**Exercise requirements**. Copy every line of the following data that includes the string "ResponseVideo".

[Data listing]
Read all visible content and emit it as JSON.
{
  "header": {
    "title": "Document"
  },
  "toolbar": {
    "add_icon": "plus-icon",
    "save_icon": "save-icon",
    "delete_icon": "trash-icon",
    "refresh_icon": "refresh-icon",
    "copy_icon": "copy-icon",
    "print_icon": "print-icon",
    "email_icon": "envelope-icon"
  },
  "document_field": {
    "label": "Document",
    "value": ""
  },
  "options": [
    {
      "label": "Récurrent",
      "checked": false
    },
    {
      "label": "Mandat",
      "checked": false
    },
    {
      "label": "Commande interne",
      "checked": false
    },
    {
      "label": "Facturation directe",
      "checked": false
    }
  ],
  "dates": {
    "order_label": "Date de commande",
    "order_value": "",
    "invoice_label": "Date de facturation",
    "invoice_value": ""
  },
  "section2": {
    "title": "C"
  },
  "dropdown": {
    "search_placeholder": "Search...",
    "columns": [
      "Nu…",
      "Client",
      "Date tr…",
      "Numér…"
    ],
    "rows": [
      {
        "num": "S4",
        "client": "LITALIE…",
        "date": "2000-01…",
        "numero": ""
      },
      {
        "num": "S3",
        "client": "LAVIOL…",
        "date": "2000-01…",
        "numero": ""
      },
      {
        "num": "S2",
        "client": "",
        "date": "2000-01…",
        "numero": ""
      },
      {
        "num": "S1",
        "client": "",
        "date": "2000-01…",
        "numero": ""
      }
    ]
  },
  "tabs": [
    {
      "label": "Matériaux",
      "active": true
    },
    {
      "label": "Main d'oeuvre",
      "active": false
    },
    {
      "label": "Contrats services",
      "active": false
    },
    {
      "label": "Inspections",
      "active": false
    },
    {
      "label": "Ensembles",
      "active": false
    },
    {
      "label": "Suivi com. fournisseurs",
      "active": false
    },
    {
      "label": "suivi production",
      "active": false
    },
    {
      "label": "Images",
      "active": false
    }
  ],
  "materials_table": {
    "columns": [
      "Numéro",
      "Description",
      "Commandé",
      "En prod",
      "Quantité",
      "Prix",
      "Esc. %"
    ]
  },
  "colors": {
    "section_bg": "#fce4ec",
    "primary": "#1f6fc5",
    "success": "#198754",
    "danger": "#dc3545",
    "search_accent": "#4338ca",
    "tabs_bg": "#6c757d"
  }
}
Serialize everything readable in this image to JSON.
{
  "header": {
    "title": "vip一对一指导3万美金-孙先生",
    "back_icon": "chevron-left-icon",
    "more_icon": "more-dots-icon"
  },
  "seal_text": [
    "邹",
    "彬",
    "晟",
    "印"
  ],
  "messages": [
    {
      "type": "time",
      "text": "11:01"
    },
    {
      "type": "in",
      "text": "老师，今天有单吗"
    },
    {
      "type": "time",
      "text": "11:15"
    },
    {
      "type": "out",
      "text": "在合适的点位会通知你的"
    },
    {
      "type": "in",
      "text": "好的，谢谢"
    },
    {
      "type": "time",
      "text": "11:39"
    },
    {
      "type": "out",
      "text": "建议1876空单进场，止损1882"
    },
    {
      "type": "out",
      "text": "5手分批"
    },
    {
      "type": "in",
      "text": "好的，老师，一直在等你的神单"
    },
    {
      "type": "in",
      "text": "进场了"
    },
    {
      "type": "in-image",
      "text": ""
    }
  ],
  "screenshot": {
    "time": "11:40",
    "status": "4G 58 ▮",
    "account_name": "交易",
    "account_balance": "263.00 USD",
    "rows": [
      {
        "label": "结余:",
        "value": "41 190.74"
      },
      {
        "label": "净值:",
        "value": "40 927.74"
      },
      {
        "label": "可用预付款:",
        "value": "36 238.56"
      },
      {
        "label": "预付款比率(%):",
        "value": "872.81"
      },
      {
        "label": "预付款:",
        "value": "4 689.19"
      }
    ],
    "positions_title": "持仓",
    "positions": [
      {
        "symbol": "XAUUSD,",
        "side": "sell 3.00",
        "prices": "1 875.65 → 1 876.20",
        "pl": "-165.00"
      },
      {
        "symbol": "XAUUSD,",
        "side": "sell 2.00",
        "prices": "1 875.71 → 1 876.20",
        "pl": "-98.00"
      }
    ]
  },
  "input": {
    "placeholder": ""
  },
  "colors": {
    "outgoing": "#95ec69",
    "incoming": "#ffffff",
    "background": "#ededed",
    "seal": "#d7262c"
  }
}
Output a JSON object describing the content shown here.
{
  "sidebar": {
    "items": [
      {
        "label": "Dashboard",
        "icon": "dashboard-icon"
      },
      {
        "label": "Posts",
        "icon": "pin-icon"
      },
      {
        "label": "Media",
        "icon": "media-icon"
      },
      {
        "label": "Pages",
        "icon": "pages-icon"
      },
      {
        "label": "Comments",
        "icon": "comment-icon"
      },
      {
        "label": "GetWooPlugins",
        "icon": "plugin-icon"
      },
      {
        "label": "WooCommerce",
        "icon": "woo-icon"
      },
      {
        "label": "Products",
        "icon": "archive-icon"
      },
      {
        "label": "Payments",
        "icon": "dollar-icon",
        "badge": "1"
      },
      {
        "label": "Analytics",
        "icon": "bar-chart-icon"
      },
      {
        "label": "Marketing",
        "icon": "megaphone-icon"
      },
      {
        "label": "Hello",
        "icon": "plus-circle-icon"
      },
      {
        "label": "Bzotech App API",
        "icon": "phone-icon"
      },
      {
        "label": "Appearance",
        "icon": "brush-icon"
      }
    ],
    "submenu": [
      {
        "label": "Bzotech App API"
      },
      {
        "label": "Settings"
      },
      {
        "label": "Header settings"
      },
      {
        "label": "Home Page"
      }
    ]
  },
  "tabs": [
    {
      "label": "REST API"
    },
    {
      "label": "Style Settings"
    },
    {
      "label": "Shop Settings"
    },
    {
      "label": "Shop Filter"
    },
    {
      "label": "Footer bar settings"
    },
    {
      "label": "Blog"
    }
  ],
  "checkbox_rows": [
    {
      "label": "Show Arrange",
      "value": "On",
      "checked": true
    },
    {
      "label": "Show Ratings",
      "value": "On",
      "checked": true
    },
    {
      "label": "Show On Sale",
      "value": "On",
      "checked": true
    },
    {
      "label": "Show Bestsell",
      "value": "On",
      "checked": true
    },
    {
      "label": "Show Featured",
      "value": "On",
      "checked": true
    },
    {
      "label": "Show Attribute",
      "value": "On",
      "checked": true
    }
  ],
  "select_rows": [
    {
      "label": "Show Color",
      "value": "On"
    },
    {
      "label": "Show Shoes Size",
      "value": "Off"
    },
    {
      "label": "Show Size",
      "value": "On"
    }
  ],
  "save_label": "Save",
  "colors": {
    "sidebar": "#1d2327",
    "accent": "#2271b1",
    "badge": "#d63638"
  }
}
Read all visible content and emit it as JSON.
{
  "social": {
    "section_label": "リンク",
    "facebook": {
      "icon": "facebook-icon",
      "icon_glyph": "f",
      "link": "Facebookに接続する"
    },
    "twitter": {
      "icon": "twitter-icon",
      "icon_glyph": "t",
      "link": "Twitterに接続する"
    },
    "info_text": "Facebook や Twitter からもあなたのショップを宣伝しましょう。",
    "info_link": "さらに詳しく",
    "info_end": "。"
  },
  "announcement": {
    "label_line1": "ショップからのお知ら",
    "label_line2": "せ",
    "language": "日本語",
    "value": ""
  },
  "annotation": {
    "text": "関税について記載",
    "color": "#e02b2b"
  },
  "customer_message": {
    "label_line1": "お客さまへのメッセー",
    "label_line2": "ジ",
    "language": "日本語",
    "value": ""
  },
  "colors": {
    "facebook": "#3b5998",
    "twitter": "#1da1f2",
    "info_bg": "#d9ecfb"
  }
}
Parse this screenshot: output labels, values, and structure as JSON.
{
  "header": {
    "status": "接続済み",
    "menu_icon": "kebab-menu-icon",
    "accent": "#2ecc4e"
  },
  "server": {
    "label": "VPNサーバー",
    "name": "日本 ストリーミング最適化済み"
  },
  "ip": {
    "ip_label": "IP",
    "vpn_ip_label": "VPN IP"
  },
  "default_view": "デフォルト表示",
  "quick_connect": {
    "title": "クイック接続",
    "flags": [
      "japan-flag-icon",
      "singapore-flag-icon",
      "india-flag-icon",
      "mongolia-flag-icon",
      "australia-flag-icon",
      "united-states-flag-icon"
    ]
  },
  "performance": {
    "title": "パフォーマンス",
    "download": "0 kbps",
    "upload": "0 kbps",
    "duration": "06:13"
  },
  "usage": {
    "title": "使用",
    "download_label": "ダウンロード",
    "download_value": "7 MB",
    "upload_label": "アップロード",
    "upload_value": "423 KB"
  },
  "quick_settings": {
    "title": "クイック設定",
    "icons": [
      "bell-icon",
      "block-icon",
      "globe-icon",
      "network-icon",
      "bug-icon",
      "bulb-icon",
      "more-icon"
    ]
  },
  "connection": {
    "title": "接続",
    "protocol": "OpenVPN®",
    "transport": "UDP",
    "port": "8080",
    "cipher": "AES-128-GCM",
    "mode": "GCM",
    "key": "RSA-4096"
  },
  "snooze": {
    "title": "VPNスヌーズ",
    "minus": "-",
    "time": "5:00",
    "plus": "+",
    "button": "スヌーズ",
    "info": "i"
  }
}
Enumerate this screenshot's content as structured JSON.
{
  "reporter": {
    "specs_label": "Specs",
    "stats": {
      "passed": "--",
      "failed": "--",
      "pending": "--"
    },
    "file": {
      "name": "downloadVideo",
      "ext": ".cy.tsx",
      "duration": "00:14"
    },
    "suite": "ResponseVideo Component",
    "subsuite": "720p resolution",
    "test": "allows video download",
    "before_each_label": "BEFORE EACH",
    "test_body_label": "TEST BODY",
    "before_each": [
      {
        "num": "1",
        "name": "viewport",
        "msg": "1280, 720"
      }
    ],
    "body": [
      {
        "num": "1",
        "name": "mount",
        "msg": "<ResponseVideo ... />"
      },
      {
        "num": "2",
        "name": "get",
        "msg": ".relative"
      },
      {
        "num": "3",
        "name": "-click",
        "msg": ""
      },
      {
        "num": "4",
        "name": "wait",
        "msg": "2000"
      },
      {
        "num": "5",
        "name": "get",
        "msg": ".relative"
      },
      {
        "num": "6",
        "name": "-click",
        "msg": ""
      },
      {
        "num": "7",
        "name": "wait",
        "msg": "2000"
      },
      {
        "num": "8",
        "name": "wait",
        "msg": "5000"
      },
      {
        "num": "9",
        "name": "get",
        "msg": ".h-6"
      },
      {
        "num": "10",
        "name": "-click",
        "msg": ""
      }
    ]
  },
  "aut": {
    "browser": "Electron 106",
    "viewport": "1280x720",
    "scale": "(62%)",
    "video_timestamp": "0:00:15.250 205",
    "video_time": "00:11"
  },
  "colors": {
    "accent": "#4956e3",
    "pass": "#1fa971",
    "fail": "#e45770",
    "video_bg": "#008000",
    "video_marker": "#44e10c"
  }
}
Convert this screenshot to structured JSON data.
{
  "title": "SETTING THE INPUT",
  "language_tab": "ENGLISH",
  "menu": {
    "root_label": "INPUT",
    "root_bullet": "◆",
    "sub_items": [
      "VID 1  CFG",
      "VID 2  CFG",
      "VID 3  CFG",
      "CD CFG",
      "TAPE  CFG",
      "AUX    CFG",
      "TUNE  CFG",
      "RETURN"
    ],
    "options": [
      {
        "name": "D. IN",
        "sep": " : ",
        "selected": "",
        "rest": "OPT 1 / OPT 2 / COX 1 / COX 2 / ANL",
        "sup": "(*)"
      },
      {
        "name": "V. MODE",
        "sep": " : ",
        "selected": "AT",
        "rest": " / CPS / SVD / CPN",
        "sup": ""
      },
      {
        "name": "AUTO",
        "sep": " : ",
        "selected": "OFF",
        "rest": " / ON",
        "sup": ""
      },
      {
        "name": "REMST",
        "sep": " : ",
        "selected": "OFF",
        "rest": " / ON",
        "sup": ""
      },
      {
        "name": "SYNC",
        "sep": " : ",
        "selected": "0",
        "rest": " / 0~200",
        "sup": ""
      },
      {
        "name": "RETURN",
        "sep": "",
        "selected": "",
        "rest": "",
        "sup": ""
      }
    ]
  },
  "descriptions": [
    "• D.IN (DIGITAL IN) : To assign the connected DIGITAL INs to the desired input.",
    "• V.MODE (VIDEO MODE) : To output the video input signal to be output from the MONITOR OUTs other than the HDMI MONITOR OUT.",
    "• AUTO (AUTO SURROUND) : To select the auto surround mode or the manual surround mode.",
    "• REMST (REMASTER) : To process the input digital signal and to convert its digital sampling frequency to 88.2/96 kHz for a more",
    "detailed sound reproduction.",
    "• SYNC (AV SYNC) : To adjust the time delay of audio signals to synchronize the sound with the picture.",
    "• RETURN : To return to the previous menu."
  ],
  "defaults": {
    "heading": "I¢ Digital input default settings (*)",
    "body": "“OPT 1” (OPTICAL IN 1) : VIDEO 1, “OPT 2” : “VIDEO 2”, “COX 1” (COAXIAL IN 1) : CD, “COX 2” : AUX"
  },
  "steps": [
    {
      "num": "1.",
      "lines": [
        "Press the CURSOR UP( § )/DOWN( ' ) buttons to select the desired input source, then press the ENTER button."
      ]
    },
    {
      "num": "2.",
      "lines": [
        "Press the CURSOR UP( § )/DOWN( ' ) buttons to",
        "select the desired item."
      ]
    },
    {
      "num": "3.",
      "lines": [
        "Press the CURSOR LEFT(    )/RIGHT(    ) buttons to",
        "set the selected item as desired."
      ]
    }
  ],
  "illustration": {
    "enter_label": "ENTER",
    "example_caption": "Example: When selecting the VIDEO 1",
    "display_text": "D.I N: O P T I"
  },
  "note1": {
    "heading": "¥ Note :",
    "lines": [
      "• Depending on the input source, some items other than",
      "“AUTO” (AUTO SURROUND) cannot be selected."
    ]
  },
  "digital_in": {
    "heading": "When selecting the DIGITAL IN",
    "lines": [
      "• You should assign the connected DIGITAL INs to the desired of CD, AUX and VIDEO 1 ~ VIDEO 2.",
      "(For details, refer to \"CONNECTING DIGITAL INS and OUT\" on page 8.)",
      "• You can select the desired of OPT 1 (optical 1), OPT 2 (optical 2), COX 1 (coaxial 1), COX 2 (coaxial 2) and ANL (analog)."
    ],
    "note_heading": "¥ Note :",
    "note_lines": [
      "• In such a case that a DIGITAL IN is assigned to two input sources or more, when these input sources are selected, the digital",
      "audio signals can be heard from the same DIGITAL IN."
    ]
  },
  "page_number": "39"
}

**Right answer**.
    "suite": "ResponseVideo Component",
        "msg": "<ResponseVideo ... />"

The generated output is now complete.